## BEGIN Provided records

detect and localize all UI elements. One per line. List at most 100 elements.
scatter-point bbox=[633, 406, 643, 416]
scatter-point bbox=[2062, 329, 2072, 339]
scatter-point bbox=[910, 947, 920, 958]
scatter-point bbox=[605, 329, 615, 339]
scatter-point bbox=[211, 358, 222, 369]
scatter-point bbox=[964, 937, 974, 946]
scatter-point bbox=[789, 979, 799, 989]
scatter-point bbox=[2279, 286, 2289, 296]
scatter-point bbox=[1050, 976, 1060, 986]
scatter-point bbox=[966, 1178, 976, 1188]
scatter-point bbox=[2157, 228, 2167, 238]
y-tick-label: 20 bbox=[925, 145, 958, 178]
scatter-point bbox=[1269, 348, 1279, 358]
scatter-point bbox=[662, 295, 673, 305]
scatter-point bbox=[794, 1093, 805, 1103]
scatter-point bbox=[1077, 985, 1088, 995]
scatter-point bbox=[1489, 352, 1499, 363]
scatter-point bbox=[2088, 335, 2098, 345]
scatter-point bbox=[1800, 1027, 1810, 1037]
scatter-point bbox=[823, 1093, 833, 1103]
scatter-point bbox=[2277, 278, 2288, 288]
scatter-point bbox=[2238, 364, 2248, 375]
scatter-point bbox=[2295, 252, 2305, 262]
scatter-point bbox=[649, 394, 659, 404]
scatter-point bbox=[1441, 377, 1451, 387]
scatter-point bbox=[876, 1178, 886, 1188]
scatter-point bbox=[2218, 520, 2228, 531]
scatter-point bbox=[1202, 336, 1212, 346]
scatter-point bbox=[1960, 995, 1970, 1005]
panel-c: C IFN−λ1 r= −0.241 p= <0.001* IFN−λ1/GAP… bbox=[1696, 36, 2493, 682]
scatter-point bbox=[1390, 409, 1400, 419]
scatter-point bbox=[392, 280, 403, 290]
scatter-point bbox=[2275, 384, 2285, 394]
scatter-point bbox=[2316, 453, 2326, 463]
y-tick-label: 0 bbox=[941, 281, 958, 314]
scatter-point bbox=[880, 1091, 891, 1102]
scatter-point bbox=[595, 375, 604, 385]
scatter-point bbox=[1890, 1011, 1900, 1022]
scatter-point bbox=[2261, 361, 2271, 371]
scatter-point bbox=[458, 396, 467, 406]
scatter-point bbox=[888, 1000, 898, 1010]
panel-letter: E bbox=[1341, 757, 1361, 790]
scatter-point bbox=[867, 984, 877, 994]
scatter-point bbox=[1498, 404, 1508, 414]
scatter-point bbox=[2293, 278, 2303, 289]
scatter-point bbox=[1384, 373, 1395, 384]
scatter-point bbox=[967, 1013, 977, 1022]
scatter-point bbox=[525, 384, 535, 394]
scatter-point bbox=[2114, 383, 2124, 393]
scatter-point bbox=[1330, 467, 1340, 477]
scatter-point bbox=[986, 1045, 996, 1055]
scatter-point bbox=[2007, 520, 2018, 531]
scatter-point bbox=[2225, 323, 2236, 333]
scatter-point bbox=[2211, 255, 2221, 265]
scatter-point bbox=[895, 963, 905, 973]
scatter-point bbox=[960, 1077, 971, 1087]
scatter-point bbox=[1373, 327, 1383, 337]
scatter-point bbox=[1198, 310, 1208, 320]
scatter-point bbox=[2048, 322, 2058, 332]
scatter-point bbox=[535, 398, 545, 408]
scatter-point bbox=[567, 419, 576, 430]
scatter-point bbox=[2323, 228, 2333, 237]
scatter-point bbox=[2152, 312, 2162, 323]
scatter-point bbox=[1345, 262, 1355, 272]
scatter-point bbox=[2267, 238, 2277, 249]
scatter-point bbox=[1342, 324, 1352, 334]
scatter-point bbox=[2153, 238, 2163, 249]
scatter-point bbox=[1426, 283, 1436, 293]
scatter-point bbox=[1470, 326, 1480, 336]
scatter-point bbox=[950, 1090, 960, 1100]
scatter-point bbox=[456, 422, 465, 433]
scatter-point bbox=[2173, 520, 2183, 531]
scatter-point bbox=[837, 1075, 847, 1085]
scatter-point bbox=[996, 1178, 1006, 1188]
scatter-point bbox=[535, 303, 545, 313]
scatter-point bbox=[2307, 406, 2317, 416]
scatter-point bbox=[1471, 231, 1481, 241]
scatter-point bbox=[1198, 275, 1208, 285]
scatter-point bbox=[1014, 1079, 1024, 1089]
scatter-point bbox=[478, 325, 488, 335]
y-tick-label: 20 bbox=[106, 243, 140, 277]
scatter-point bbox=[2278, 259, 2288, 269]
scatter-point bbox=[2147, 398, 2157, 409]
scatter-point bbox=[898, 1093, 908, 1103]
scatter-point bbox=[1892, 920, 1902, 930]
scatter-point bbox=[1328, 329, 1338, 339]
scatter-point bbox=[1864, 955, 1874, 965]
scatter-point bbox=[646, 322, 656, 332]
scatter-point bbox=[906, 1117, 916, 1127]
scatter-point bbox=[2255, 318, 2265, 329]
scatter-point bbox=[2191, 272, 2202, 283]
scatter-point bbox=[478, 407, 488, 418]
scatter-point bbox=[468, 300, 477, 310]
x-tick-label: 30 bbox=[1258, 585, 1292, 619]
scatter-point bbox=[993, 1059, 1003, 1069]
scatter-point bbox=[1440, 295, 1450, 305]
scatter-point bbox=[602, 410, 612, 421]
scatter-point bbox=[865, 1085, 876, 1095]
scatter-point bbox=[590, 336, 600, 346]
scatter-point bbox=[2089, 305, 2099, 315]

## END Provided records

**Task instructions**
Copy every one of the records above line for line, with no changes.

**Written answer**
detect and localize all UI elements. One per line. List at most 100 elements.
scatter-point bbox=[633, 406, 643, 416]
scatter-point bbox=[2062, 329, 2072, 339]
scatter-point bbox=[910, 947, 920, 958]
scatter-point bbox=[605, 329, 615, 339]
scatter-point bbox=[211, 358, 222, 369]
scatter-point bbox=[964, 937, 974, 946]
scatter-point bbox=[789, 979, 799, 989]
scatter-point bbox=[2279, 286, 2289, 296]
scatter-point bbox=[1050, 976, 1060, 986]
scatter-point bbox=[966, 1178, 976, 1188]
scatter-point bbox=[2157, 228, 2167, 238]
y-tick-label: 20 bbox=[925, 145, 958, 178]
scatter-point bbox=[1269, 348, 1279, 358]
scatter-point bbox=[662, 295, 673, 305]
scatter-point bbox=[794, 1093, 805, 1103]
scatter-point bbox=[1077, 985, 1088, 995]
scatter-point bbox=[1489, 352, 1499, 363]
scatter-point bbox=[2088, 335, 2098, 345]
scatter-point bbox=[1800, 1027, 1810, 1037]
scatter-point bbox=[823, 1093, 833, 1103]
scatter-point bbox=[2277, 278, 2288, 288]
scatter-point bbox=[2238, 364, 2248, 375]
scatter-point bbox=[2295, 252, 2305, 262]
scatter-point bbox=[649, 394, 659, 404]
scatter-point bbox=[1441, 377, 1451, 387]
scatter-point bbox=[876, 1178, 886, 1188]
scatter-point bbox=[2218, 520, 2228, 531]
scatter-point bbox=[1202, 336, 1212, 346]
scatter-point bbox=[1960, 995, 1970, 1005]
panel-c: C IFN−λ1 r= −0.241 p= <0.001* IFN−λ1/GAP… bbox=[1696, 36, 2493, 682]
scatter-point bbox=[1390, 409, 1400, 419]
scatter-point bbox=[392, 280, 403, 290]
scatter-point bbox=[2275, 384, 2285, 394]
scatter-point bbox=[2316, 453, 2326, 463]
y-tick-label: 0 bbox=[941, 281, 958, 314]
scatter-point bbox=[880, 1091, 891, 1102]
scatter-point bbox=[595, 375, 604, 385]
scatter-point bbox=[1890, 1011, 1900, 1022]
scatter-point bbox=[2261, 361, 2271, 371]
scatter-point bbox=[458, 396, 467, 406]
scatter-point bbox=[888, 1000, 898, 1010]
panel-letter: E bbox=[1341, 757, 1361, 790]
scatter-point bbox=[867, 984, 877, 994]
scatter-point bbox=[1498, 404, 1508, 414]
scatter-point bbox=[2293, 278, 2303, 289]
scatter-point bbox=[1384, 373, 1395, 384]
scatter-point bbox=[967, 1013, 977, 1022]
scatter-point bbox=[525, 384, 535, 394]
scatter-point bbox=[2114, 383, 2124, 393]
scatter-point bbox=[1330, 467, 1340, 477]
scatter-point bbox=[986, 1045, 996, 1055]
scatter-point bbox=[2007, 520, 2018, 531]
scatter-point bbox=[2225, 323, 2236, 333]
scatter-point bbox=[2211, 255, 2221, 265]
scatter-point bbox=[895, 963, 905, 973]
scatter-point bbox=[960, 1077, 971, 1087]
scatter-point bbox=[1373, 327, 1383, 337]
scatter-point bbox=[1198, 310, 1208, 320]
scatter-point bbox=[2048, 322, 2058, 332]
scatter-point bbox=[535, 398, 545, 408]
scatter-point bbox=[567, 419, 576, 430]
scatter-point bbox=[2323, 228, 2333, 237]
scatter-point bbox=[2152, 312, 2162, 323]
scatter-point bbox=[1345, 262, 1355, 272]
scatter-point bbox=[2267, 238, 2277, 249]
scatter-point bbox=[1342, 324, 1352, 334]
scatter-point bbox=[2153, 238, 2163, 249]
scatter-point bbox=[1426, 283, 1436, 293]
scatter-point bbox=[1470, 326, 1480, 336]
scatter-point bbox=[950, 1090, 960, 1100]
scatter-point bbox=[456, 422, 465, 433]
scatter-point bbox=[2173, 520, 2183, 531]
scatter-point bbox=[837, 1075, 847, 1085]
scatter-point bbox=[996, 1178, 1006, 1188]
scatter-point bbox=[535, 303, 545, 313]
scatter-point bbox=[2307, 406, 2317, 416]
scatter-point bbox=[1471, 231, 1481, 241]
scatter-point bbox=[1198, 275, 1208, 285]
scatter-point bbox=[1014, 1079, 1024, 1089]
scatter-point bbox=[478, 325, 488, 335]
y-tick-label: 20 bbox=[106, 243, 140, 277]
scatter-point bbox=[2278, 259, 2288, 269]
scatter-point bbox=[2147, 398, 2157, 409]
scatter-point bbox=[898, 1093, 908, 1103]
scatter-point bbox=[1892, 920, 1902, 930]
scatter-point bbox=[1328, 329, 1338, 339]
scatter-point bbox=[1864, 955, 1874, 965]
scatter-point bbox=[646, 322, 656, 332]
scatter-point bbox=[906, 1117, 916, 1127]
scatter-point bbox=[2255, 318, 2265, 329]
scatter-point bbox=[2191, 272, 2202, 283]
scatter-point bbox=[478, 407, 488, 418]
scatter-point bbox=[468, 300, 477, 310]
x-tick-label: 30 bbox=[1258, 585, 1292, 619]
scatter-point bbox=[993, 1059, 1003, 1069]
scatter-point bbox=[1440, 295, 1450, 305]
scatter-point bbox=[602, 410, 612, 421]
scatter-point bbox=[865, 1085, 876, 1095]
scatter-point bbox=[590, 336, 600, 346]
scatter-point bbox=[2089, 305, 2099, 315]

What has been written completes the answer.